▸ Problem details:
Below are the records; collect from them each line containing the string "xlabel".

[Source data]
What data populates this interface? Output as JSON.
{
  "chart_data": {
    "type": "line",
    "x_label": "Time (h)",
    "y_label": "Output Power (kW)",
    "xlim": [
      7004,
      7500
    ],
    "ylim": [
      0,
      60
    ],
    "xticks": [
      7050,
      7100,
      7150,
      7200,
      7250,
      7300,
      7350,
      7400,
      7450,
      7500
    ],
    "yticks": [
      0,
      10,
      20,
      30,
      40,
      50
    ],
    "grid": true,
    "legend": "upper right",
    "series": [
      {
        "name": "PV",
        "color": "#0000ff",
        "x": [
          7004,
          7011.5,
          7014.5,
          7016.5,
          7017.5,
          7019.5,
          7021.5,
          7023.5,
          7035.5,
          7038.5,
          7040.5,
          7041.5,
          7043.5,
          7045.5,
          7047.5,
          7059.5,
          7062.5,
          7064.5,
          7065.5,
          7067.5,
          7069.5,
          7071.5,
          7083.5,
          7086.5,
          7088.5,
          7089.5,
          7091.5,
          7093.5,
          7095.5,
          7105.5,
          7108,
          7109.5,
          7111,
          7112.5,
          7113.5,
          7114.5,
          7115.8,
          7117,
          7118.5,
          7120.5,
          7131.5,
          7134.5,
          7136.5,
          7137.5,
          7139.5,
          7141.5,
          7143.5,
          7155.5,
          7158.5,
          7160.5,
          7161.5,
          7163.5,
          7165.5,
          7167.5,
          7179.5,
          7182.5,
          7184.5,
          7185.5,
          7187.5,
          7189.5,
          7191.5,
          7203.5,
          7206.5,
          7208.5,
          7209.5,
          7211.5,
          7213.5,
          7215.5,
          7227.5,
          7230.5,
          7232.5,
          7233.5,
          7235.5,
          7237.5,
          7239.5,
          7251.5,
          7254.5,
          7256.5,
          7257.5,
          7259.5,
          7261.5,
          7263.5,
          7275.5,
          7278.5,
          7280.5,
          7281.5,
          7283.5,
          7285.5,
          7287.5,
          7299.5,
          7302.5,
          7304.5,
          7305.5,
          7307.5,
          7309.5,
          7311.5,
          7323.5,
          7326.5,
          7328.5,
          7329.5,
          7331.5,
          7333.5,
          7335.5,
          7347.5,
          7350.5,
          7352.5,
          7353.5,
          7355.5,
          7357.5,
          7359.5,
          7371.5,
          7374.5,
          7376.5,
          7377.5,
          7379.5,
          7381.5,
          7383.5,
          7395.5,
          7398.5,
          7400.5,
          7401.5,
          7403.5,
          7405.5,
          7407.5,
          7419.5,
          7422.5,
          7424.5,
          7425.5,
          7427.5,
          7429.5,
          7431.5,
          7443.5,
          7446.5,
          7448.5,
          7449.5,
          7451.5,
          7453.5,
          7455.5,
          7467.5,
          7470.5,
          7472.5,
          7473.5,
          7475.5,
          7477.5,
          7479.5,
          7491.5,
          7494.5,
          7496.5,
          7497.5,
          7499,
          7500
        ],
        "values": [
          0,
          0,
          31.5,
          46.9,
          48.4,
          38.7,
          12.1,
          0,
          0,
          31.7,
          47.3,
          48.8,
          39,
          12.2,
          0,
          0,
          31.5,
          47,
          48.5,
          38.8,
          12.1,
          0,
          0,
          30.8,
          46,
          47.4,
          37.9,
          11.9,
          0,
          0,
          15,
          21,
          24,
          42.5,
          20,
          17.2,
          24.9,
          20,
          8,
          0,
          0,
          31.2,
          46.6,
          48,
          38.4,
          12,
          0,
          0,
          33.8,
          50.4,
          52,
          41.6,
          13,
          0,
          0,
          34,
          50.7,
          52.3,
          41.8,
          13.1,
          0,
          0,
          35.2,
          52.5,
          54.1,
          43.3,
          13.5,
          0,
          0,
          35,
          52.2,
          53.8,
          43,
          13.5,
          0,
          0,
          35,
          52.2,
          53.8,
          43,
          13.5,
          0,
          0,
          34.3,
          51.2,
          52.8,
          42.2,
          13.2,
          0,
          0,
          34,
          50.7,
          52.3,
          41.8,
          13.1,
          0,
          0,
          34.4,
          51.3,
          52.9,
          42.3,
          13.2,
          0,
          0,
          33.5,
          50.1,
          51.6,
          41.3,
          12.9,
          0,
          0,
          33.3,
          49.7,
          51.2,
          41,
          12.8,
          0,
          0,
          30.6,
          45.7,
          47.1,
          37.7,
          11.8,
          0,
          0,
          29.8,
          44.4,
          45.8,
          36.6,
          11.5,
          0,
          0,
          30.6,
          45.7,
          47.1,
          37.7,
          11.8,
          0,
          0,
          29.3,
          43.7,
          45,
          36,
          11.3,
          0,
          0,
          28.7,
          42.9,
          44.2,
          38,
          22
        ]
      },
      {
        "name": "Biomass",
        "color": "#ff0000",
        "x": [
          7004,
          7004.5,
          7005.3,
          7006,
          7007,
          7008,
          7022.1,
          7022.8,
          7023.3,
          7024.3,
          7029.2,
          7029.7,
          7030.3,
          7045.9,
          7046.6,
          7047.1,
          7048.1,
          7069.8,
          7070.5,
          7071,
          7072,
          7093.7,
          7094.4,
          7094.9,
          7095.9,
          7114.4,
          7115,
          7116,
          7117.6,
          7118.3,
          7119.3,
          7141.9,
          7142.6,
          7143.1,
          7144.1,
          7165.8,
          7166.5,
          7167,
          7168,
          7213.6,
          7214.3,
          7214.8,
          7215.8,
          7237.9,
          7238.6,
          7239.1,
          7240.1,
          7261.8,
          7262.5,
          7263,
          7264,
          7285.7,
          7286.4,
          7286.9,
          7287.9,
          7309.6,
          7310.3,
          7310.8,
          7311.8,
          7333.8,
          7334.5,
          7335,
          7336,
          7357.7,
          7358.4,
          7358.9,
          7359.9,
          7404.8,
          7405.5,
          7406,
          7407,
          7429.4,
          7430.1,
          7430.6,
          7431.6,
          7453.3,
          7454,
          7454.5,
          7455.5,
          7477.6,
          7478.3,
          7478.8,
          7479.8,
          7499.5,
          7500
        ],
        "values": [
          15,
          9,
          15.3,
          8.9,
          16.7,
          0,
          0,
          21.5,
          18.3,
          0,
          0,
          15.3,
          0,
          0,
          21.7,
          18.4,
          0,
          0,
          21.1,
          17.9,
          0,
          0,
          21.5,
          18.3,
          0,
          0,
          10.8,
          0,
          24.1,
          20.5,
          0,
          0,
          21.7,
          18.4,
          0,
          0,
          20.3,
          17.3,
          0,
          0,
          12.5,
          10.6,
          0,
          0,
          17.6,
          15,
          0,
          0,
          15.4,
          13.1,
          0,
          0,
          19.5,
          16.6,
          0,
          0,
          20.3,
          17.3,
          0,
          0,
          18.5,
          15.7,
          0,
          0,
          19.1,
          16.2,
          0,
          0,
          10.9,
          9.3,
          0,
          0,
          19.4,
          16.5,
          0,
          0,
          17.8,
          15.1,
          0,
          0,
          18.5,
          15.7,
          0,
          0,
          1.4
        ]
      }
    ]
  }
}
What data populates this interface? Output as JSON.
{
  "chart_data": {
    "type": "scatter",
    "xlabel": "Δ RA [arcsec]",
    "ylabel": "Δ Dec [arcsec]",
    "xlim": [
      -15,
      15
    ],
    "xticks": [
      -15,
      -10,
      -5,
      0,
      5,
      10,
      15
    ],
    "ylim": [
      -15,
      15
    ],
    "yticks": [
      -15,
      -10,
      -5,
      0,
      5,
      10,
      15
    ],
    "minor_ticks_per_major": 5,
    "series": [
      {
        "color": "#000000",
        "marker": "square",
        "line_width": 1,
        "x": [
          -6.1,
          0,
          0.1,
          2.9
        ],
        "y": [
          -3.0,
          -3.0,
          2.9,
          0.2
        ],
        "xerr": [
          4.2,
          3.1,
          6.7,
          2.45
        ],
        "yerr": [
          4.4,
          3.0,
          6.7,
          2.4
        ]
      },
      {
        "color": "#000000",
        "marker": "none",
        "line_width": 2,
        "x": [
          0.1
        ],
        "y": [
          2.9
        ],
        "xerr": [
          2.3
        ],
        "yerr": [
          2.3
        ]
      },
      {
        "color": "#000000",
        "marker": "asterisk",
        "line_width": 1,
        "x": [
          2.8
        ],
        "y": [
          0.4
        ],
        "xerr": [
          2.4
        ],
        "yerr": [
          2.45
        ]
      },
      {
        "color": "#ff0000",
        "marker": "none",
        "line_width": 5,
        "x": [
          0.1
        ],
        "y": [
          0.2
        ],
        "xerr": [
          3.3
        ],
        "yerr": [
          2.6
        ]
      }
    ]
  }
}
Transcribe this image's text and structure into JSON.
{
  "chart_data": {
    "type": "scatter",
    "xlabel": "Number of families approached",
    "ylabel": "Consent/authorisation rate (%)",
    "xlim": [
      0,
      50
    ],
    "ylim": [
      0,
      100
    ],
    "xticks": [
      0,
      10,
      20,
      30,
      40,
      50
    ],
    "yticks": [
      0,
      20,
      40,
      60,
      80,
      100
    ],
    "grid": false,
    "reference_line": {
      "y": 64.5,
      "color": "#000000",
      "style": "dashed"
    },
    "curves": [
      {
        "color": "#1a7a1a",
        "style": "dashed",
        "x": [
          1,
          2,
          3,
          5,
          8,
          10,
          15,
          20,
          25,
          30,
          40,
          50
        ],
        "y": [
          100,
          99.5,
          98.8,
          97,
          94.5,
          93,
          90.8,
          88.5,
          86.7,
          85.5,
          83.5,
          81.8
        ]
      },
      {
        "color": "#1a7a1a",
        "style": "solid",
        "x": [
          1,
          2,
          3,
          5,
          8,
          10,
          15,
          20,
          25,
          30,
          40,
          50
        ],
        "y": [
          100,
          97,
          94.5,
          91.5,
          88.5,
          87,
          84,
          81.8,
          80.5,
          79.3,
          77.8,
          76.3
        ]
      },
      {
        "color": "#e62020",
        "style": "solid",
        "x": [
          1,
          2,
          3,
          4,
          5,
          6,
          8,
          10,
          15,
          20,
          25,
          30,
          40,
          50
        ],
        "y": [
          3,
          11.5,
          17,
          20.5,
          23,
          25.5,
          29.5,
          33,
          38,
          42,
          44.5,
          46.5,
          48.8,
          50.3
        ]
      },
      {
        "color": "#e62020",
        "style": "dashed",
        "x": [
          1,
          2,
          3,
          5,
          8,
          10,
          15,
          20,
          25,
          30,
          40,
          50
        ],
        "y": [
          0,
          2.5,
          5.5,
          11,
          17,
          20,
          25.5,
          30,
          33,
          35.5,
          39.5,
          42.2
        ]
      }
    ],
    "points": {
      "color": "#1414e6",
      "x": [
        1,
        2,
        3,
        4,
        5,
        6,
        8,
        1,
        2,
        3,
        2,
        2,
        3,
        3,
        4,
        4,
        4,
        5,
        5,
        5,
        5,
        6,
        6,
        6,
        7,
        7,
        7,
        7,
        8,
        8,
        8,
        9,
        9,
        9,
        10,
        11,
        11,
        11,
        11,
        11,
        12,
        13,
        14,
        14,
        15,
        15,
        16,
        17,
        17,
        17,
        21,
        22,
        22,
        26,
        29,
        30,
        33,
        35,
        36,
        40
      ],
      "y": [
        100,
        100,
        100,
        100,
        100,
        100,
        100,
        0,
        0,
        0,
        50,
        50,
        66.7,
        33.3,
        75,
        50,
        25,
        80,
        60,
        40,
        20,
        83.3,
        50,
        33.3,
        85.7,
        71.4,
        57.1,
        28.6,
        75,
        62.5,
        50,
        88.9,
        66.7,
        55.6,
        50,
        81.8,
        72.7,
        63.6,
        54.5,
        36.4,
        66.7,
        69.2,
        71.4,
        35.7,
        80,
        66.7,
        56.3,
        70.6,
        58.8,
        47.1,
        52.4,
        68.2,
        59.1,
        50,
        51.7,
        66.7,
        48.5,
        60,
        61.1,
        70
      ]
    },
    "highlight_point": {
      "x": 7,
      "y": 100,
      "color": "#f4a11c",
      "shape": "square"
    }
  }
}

▸ Result of the exercise:
    "xlabel": "Δ RA [arcsec]",
    "xlabel": "Number of families approached",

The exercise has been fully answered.